* [THE REQUEST]:
Within the data that follows, how many lines carry the string "PART"? Give the number alone.

-*-

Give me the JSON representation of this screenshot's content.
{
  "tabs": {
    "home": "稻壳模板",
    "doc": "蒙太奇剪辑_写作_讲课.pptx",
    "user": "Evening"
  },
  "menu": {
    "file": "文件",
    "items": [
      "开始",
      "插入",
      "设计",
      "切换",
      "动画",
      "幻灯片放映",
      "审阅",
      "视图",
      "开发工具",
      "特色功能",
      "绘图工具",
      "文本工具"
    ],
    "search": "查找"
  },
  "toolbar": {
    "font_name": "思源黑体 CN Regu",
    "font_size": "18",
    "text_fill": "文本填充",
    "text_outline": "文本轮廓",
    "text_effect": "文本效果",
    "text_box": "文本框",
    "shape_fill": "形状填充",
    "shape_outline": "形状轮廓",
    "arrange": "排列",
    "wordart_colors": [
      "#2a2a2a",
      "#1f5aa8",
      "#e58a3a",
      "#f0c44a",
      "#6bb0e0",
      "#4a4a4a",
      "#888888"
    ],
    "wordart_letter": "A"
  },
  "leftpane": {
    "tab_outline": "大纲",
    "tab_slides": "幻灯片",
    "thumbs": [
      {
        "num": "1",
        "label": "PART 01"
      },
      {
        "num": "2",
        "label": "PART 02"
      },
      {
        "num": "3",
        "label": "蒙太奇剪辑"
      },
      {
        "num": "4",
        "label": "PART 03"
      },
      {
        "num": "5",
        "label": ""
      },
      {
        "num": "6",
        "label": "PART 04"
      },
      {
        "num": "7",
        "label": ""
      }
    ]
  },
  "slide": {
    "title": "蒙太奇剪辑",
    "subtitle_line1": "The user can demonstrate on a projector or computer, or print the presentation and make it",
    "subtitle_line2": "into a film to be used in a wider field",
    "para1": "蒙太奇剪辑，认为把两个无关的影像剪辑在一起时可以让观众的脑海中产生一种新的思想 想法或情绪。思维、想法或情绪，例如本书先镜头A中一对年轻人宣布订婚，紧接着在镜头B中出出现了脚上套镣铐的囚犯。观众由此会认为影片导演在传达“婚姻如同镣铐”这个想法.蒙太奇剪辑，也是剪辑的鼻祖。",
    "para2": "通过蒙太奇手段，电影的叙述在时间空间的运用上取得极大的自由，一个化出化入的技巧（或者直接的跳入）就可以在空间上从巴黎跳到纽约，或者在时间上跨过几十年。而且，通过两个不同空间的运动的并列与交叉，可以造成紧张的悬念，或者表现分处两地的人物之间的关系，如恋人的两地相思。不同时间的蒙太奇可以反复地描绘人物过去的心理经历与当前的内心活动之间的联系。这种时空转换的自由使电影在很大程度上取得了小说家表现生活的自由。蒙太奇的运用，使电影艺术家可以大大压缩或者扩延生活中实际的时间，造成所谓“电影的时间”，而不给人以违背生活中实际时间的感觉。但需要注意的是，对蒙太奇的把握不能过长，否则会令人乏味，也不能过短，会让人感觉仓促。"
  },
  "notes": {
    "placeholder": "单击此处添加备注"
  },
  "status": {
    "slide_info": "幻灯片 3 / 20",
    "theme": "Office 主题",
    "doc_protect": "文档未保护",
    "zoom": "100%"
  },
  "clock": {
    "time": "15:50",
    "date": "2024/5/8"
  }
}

-*-

* [SOLVED PROBLEM]:
4